**Extracted records**
★ ★ ★ ★

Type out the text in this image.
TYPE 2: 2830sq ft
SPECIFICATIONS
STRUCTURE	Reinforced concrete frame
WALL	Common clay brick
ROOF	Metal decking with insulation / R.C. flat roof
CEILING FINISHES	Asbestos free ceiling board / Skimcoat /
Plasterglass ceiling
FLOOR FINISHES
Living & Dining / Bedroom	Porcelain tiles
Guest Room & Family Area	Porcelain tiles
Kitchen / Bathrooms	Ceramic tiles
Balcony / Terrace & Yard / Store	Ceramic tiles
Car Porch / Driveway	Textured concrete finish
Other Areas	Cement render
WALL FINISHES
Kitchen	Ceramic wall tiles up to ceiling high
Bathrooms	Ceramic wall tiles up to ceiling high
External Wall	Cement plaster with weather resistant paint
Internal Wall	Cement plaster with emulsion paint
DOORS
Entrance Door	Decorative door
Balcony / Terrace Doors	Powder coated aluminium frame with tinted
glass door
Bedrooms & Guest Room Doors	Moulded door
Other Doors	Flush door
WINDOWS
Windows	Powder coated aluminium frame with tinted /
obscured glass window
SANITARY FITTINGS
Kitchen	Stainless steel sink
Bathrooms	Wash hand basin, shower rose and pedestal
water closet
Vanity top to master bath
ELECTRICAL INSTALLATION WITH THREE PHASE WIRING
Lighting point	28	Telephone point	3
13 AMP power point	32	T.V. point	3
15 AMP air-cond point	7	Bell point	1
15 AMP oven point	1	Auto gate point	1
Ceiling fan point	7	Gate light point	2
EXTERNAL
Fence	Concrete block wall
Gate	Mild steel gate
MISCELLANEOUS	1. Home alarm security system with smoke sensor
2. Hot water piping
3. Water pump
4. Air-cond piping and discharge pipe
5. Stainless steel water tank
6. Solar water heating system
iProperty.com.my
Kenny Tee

★ ★ ★ ★

**Written task**
Report each line in the data that holds the word "frame".

**Reply to the task**
STRUCTURE	Reinforced concrete frame
Balcony / Terrace Doors	Powder coated aluminium frame with tinted
Windows	Powder coated aluminium frame with tinted /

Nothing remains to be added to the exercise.